RECORDED DATA:
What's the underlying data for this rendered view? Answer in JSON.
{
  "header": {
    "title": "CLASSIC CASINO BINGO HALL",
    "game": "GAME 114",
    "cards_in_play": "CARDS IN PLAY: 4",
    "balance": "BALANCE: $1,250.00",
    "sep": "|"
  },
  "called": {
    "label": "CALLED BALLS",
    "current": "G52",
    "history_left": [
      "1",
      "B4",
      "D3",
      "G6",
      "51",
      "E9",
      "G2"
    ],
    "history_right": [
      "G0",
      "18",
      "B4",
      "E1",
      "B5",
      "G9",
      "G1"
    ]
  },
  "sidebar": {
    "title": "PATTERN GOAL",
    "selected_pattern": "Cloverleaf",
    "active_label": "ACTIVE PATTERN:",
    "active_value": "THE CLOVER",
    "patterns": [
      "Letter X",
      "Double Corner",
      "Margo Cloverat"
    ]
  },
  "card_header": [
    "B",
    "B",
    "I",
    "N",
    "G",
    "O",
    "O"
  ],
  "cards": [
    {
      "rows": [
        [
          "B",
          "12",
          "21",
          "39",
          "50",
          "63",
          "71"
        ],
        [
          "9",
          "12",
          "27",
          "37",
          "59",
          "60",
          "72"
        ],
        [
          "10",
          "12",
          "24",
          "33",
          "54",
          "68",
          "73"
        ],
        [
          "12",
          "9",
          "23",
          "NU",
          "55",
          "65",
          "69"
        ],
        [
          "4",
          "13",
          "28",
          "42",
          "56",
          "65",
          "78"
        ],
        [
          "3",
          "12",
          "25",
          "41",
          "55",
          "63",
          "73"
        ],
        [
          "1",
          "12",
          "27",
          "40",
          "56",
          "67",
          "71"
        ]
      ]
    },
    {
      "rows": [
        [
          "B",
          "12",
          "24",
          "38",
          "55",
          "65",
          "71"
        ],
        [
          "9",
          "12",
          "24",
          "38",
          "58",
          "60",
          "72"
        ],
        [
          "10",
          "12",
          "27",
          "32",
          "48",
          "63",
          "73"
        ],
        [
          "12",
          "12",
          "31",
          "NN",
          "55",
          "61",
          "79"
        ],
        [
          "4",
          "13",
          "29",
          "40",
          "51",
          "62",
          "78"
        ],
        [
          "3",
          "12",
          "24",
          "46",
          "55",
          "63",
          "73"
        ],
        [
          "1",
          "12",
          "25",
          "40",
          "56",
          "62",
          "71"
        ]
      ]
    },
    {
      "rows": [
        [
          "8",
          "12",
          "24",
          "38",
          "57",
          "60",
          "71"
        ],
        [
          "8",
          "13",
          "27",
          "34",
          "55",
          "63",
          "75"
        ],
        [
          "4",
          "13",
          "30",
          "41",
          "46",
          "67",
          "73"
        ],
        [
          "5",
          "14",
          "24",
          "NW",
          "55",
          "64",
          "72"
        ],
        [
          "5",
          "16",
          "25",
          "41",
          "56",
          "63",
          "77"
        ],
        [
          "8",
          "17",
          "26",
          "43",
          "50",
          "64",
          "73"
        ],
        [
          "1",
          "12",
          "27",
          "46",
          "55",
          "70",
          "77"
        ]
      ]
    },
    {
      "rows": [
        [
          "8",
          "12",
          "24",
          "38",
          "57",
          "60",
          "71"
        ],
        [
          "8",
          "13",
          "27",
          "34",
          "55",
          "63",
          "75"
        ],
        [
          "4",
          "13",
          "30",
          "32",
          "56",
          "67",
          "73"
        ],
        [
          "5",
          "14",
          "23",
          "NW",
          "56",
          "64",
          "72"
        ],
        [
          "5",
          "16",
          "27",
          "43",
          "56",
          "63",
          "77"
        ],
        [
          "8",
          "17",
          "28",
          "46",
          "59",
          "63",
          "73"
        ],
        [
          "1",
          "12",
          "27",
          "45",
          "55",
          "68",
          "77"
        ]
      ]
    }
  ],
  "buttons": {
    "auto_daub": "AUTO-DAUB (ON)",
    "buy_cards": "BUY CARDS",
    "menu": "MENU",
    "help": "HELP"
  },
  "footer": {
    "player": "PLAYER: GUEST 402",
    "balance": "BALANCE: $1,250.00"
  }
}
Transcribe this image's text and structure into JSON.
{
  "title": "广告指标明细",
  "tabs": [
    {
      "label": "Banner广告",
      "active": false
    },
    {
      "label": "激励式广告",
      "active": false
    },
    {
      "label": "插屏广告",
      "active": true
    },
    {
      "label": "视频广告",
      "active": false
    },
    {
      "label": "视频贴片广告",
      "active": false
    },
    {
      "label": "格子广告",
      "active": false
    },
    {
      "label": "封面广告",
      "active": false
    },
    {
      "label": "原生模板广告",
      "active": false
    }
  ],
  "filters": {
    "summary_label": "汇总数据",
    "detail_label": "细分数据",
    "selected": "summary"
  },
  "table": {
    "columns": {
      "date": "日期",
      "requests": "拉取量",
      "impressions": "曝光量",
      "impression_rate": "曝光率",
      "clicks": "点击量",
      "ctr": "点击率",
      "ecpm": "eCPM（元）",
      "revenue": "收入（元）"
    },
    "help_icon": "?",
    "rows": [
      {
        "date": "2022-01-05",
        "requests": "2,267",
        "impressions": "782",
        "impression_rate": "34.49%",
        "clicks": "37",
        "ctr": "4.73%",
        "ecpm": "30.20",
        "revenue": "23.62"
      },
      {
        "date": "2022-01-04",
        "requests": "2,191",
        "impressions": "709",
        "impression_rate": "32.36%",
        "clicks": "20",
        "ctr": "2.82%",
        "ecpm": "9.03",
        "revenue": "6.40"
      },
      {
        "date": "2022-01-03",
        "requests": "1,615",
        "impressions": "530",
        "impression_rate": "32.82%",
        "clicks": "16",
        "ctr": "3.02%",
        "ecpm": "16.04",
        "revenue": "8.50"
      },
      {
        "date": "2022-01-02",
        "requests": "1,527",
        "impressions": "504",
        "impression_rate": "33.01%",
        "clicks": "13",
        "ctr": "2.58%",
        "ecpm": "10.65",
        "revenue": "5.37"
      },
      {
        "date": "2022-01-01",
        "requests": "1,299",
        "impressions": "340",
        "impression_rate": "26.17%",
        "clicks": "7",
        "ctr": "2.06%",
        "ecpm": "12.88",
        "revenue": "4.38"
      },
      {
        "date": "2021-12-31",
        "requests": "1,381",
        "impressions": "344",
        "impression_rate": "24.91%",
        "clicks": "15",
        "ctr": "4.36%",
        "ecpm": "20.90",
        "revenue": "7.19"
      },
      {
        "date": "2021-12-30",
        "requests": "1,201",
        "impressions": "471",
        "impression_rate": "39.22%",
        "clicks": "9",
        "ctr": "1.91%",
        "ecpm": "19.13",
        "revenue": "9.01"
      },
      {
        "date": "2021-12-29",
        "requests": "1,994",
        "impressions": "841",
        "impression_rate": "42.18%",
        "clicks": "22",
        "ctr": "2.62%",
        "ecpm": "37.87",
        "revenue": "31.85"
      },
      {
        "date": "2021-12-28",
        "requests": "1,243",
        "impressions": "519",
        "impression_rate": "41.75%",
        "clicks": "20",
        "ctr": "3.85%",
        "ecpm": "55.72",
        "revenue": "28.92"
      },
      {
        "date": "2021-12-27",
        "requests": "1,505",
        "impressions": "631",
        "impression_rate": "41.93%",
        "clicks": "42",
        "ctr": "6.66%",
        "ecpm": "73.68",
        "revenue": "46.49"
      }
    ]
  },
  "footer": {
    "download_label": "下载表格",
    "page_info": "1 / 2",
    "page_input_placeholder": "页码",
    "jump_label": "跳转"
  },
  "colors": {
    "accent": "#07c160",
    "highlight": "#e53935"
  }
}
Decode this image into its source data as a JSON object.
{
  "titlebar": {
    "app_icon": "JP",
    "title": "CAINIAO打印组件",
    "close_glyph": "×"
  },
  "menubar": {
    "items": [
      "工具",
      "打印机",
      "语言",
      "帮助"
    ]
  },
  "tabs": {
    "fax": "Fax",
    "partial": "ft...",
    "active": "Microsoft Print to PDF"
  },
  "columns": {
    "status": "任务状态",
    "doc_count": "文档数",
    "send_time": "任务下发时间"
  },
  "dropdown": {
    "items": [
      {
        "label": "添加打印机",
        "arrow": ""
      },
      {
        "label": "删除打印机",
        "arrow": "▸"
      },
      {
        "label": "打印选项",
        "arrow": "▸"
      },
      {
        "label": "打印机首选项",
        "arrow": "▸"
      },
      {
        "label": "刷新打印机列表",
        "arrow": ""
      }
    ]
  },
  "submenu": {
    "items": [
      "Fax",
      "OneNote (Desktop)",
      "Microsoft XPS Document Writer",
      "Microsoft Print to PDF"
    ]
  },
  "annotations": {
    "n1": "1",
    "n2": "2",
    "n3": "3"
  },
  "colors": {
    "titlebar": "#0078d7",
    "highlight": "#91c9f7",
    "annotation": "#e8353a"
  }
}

INSTRUCTION:
Identify every line above that includes the word "requests", and show those lines.

FULL ANSWER:
      "requests": "拉取量",
        "requests": "2,267",
        "requests": "2,191",
        "requests": "1,615",
        "requests": "1,527",
        "requests": "1,299",
        "requests": "1,381",
        "requests": "1,201",
        "requests": "1,994",
        "requests": "1,243",
        "requests": "1,505",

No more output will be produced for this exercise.